EXERCISE INSTRUCTIONS ▸
In the entries, update the stretch from the start through the line containing "- brand-name[interactable]: 엘이이와이: [80, 820, 158, 845]" by replacing every "interactable" with "clickable". Return only those lines, otherwise unchanged.

RECORDS PROVIDED ▸
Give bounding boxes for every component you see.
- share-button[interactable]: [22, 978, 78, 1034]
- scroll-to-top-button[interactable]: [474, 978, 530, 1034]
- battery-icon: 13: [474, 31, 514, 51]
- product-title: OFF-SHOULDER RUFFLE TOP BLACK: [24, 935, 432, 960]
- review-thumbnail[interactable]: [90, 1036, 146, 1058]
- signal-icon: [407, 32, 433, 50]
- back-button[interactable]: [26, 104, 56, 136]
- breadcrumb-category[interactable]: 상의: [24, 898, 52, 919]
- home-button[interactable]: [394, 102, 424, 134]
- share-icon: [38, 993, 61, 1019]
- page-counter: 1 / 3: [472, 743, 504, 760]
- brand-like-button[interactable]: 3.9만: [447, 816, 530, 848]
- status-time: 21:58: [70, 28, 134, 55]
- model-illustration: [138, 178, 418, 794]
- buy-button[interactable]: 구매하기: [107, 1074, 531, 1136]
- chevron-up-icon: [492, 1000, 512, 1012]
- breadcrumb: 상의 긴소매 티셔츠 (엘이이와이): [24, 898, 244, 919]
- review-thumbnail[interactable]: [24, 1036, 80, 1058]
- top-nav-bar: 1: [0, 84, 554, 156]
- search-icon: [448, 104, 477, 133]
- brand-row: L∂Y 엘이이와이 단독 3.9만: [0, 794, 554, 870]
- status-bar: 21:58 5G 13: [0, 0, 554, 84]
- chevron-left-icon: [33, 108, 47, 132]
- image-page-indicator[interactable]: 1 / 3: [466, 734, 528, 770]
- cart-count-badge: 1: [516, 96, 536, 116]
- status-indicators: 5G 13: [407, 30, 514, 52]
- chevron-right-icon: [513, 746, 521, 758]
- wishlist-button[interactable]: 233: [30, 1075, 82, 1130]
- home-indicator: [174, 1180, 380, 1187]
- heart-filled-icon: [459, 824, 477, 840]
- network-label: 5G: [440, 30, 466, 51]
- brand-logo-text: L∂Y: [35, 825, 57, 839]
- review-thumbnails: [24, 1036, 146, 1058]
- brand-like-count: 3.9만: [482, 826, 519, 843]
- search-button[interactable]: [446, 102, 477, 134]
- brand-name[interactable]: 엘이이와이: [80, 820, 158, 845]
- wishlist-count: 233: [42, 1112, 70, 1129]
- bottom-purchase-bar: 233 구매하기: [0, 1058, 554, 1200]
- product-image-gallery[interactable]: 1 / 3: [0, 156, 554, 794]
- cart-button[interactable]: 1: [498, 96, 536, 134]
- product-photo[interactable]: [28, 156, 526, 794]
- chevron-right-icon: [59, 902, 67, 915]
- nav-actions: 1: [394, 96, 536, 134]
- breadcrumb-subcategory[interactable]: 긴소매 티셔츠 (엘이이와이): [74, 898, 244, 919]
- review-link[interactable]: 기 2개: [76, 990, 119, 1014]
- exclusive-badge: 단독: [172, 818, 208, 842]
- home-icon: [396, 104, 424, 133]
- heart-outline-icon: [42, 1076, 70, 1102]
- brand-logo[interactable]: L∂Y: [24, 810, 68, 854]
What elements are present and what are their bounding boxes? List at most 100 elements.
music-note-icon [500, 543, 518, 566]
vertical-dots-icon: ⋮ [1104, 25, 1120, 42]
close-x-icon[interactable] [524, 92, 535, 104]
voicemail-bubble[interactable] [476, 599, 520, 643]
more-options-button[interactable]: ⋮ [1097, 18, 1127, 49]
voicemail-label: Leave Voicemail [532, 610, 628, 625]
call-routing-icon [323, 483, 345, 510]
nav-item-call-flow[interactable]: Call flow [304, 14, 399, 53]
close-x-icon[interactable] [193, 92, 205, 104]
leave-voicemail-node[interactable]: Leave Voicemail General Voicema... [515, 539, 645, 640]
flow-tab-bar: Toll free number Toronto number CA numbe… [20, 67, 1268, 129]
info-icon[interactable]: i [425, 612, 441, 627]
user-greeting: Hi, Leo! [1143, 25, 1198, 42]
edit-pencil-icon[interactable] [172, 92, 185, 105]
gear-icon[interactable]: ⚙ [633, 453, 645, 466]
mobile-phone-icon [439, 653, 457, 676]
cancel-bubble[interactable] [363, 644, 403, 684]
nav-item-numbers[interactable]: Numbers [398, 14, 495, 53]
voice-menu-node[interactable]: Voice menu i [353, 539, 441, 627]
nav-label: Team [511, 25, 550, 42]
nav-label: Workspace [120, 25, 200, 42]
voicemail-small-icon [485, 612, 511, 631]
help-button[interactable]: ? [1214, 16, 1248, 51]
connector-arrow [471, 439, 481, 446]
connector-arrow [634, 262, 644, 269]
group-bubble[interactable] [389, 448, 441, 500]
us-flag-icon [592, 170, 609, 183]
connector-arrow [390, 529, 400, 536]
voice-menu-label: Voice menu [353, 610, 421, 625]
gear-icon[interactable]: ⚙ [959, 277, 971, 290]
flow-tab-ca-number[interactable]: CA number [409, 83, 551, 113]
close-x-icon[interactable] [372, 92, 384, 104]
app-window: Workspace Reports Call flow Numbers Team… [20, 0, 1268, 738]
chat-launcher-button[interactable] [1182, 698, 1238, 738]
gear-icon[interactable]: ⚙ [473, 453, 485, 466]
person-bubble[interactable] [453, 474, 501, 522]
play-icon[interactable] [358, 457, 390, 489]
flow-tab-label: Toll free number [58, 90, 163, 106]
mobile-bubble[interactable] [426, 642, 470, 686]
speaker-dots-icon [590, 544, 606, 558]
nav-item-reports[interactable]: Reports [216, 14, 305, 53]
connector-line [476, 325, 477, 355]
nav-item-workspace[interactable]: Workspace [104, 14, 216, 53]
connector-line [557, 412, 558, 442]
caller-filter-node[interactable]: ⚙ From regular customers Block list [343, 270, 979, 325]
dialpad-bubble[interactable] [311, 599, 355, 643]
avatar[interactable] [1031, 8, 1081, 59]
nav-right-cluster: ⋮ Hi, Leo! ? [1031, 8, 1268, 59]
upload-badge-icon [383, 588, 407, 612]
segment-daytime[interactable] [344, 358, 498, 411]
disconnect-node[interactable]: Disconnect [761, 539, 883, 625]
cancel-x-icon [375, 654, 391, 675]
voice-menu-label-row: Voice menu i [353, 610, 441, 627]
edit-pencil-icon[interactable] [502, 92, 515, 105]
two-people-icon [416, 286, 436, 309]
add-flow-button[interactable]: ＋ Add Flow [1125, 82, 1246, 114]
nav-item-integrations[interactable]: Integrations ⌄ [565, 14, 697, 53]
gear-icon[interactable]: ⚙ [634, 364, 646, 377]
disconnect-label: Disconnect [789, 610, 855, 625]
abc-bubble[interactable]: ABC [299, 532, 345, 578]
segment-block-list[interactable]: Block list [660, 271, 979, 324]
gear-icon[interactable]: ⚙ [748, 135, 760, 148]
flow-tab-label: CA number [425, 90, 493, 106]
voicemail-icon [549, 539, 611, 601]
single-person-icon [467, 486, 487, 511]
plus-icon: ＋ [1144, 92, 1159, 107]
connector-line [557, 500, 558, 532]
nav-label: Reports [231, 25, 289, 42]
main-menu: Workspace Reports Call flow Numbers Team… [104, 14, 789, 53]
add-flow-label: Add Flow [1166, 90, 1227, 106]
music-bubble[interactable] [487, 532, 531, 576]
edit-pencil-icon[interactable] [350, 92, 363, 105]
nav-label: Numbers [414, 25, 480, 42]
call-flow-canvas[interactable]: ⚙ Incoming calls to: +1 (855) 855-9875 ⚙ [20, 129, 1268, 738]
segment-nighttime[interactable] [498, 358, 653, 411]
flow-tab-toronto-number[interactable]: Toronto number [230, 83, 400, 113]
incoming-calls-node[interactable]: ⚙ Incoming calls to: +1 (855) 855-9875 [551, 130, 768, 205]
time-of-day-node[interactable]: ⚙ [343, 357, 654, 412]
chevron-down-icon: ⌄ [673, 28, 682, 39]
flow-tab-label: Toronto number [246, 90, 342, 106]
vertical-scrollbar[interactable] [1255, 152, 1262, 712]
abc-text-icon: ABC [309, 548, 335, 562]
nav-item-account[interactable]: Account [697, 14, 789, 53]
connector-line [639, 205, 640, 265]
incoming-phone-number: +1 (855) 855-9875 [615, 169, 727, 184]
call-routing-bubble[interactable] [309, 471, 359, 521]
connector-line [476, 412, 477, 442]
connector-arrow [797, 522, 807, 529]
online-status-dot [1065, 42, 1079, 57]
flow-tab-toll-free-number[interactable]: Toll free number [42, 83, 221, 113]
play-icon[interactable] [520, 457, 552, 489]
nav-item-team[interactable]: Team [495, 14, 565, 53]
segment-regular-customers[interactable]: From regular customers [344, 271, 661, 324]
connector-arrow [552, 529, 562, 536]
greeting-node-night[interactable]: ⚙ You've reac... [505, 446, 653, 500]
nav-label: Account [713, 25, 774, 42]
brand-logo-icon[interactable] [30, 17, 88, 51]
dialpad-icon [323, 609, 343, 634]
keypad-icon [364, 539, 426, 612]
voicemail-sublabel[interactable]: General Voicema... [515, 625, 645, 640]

CORRECT OUTPUT ▸
Give bounding boxes for every component you see.
- share-button[clickable]: [22, 978, 78, 1034]
- scroll-to-top-button[clickable]: [474, 978, 530, 1034]
- battery-icon: 13: [474, 31, 514, 51]
- product-title: OFF-SHOULDER RUFFLE TOP BLACK: [24, 935, 432, 960]
- review-thumbnail[clickable]: [90, 1036, 146, 1058]
- signal-icon: [407, 32, 433, 50]
- back-button[clickable]: [26, 104, 56, 136]
- breadcrumb-category[clickable]: 상의: [24, 898, 52, 919]
- home-button[clickable]: [394, 102, 424, 134]
- share-icon: [38, 993, 61, 1019]
- page-counter: 1 / 3: [472, 743, 504, 760]
- brand-like-button[clickable]: 3.9만: [447, 816, 530, 848]
- status-time: 21:58: [70, 28, 134, 55]
- model-illustration: [138, 178, 418, 794]
- buy-button[clickable]: 구매하기: [107, 1074, 531, 1136]
- chevron-up-icon: [492, 1000, 512, 1012]
- breadcrumb: 상의 긴소매 티셔츠 (엘이이와이): [24, 898, 244, 919]
- review-thumbnail[clickable]: [24, 1036, 80, 1058]
- top-nav-bar: 1: [0, 84, 554, 156]
- search-icon: [448, 104, 477, 133]
- brand-row: L∂Y 엘이이와이 단독 3.9만: [0, 794, 554, 870]
- status-bar: 21:58 5G 13: [0, 0, 554, 84]
- chevron-left-icon: [33, 108, 47, 132]
- image-page-indicator[clickable]: 1 / 3: [466, 734, 528, 770]
- cart-count-badge: 1: [516, 96, 536, 116]
- status-indicators: 5G 13: [407, 30, 514, 52]
- chevron-right-icon: [513, 746, 521, 758]
- wishlist-button[clickable]: 233: [30, 1075, 82, 1130]
- home-indicator: [174, 1180, 380, 1187]
- heart-filled-icon: [459, 824, 477, 840]
- network-label: 5G: [440, 30, 466, 51]
- brand-logo-text: L∂Y: [35, 825, 57, 839]
- review-thumbnails: [24, 1036, 146, 1058]
- brand-like-count: 3.9만: [482, 826, 519, 843]
- search-button[clickable]: [446, 102, 477, 134]
- brand-name[clickable]: 엘이이와이: [80, 820, 158, 845]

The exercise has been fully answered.